* _The data_:
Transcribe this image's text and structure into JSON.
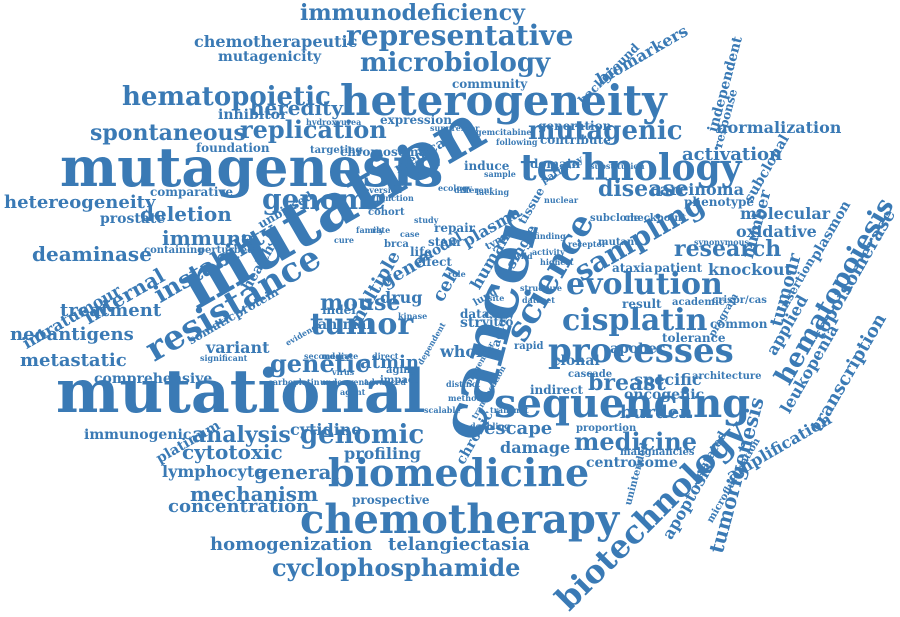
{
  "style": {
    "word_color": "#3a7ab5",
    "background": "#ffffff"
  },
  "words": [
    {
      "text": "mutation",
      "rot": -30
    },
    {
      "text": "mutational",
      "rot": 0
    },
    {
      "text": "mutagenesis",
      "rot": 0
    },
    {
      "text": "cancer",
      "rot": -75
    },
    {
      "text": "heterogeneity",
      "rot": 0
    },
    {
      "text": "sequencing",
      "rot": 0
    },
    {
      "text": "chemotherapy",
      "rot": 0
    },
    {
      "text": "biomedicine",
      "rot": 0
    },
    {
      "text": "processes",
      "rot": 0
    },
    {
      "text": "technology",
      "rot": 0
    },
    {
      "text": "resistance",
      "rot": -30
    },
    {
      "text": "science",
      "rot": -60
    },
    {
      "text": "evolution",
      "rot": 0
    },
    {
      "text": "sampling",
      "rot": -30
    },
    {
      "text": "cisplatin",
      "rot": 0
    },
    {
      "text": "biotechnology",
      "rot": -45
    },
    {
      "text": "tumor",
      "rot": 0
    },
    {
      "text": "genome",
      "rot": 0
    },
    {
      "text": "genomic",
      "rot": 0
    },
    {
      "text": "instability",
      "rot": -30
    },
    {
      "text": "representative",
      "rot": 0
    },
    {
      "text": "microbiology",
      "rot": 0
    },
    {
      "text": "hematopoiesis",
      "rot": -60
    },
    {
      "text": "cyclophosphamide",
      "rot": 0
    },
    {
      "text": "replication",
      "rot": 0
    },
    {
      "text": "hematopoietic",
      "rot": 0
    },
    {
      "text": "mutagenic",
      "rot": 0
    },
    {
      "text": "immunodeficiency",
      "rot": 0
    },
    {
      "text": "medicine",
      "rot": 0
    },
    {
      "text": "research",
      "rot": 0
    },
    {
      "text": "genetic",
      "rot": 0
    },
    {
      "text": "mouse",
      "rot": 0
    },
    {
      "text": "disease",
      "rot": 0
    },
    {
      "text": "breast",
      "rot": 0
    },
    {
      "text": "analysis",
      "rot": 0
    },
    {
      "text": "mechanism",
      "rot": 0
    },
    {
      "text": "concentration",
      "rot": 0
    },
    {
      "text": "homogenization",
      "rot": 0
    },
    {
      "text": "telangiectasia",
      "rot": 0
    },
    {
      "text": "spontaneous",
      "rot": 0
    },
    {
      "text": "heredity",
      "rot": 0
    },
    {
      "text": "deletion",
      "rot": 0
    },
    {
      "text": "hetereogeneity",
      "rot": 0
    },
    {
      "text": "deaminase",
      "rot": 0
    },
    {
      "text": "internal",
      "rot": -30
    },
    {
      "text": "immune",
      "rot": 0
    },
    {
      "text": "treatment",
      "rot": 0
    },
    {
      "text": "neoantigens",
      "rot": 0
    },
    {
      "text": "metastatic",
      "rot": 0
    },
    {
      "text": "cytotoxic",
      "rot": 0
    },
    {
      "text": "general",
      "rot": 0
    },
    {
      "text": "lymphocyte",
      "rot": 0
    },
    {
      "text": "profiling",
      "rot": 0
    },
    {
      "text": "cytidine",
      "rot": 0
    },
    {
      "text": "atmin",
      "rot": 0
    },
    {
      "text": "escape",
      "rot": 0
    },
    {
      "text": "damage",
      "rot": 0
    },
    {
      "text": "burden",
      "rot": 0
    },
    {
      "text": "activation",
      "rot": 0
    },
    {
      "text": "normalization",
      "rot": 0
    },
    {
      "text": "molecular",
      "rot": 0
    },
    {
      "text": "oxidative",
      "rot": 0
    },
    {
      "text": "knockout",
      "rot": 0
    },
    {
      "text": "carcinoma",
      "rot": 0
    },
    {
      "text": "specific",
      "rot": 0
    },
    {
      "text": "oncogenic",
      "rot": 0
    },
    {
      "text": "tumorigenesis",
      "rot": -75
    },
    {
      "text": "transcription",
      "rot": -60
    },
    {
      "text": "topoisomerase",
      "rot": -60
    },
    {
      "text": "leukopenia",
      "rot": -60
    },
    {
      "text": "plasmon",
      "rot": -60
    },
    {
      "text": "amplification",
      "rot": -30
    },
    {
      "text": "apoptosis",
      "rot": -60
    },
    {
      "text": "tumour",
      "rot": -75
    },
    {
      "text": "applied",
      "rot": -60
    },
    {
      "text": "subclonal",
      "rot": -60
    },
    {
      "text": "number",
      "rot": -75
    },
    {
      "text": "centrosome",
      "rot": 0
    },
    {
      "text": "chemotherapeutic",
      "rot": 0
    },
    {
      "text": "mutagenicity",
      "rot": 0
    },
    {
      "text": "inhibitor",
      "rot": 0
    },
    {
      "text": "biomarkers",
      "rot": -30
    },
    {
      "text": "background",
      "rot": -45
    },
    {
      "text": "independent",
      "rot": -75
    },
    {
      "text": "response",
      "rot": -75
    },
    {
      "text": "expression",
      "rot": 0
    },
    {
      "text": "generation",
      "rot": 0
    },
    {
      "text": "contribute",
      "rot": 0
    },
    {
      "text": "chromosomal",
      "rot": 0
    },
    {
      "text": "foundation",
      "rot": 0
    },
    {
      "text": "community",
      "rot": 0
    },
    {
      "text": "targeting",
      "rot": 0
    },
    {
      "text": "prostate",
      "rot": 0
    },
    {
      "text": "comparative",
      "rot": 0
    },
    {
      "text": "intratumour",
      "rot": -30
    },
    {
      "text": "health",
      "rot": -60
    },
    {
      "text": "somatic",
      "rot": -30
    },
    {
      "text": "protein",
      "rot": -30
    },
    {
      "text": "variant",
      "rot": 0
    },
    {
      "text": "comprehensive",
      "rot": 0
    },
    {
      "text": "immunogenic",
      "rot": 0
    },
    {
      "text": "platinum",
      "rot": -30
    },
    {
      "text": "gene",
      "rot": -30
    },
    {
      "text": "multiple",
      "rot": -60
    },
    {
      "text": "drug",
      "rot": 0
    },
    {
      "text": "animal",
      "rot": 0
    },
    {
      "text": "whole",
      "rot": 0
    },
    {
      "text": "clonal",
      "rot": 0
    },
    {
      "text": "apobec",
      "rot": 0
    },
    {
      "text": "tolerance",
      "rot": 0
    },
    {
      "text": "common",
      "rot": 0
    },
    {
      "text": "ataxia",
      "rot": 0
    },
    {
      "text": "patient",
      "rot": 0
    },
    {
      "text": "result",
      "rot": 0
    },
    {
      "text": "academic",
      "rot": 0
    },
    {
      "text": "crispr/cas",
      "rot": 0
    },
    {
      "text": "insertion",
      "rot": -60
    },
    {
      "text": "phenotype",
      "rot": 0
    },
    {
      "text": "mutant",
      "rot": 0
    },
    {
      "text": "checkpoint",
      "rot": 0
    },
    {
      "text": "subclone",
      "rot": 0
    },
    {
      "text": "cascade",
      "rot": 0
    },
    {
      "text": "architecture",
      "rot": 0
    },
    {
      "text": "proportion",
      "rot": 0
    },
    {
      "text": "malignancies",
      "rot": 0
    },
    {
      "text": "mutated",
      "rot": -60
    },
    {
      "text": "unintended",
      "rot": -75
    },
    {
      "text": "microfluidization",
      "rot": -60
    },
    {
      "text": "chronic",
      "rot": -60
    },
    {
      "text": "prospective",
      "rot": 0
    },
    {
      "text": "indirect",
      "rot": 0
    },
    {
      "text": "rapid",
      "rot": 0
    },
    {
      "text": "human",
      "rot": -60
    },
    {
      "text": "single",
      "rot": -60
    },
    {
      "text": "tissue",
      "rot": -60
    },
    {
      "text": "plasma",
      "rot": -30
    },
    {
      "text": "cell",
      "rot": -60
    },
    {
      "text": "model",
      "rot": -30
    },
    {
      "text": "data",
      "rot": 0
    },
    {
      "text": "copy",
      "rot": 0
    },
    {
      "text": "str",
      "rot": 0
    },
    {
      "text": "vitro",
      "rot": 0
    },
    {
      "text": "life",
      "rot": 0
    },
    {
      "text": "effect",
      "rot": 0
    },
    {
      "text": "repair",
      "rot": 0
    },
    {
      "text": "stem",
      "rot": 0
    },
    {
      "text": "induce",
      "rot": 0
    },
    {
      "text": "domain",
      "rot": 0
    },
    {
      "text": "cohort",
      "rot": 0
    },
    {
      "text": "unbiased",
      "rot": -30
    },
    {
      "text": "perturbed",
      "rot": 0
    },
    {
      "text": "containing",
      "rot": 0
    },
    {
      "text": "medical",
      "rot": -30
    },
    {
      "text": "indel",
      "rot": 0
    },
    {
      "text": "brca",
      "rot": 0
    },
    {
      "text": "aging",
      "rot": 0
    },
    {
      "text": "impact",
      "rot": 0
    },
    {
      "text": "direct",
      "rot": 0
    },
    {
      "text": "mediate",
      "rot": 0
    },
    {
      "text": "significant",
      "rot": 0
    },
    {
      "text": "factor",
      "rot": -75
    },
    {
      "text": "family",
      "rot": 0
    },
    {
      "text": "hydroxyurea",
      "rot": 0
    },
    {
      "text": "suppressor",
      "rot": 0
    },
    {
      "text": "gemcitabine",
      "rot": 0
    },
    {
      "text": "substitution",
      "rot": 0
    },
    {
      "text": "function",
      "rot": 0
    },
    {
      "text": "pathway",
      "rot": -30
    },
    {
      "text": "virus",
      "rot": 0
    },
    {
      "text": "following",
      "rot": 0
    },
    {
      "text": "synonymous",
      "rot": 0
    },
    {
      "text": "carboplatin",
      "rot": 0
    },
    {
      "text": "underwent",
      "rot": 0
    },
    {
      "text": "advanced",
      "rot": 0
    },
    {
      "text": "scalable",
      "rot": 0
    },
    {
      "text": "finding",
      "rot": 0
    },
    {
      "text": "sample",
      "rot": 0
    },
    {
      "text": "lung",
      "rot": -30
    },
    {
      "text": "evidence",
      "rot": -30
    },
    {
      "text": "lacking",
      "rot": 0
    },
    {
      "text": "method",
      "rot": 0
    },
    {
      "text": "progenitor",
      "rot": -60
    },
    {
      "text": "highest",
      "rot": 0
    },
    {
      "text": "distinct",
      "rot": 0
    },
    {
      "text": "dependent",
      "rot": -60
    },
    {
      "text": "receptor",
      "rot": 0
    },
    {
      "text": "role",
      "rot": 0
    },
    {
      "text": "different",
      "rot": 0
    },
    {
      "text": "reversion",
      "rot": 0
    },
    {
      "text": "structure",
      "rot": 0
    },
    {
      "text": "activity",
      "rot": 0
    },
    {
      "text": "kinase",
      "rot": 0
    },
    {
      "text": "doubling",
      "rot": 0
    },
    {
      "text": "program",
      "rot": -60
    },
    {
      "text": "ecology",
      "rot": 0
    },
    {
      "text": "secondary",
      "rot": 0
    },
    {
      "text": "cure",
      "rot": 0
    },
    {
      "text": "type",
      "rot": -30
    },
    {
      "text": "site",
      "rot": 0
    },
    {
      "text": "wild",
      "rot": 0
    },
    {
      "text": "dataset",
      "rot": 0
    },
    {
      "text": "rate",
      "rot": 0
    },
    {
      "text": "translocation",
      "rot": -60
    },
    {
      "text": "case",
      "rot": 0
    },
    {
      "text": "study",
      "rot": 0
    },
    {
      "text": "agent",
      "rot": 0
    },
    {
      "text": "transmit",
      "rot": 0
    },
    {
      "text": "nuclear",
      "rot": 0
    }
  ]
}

* _Aim of the task_:
In the entries above, copy each line that contains the string "background".

* _Exercise solution_:
    "background": "#ffffff"
      "text": "background",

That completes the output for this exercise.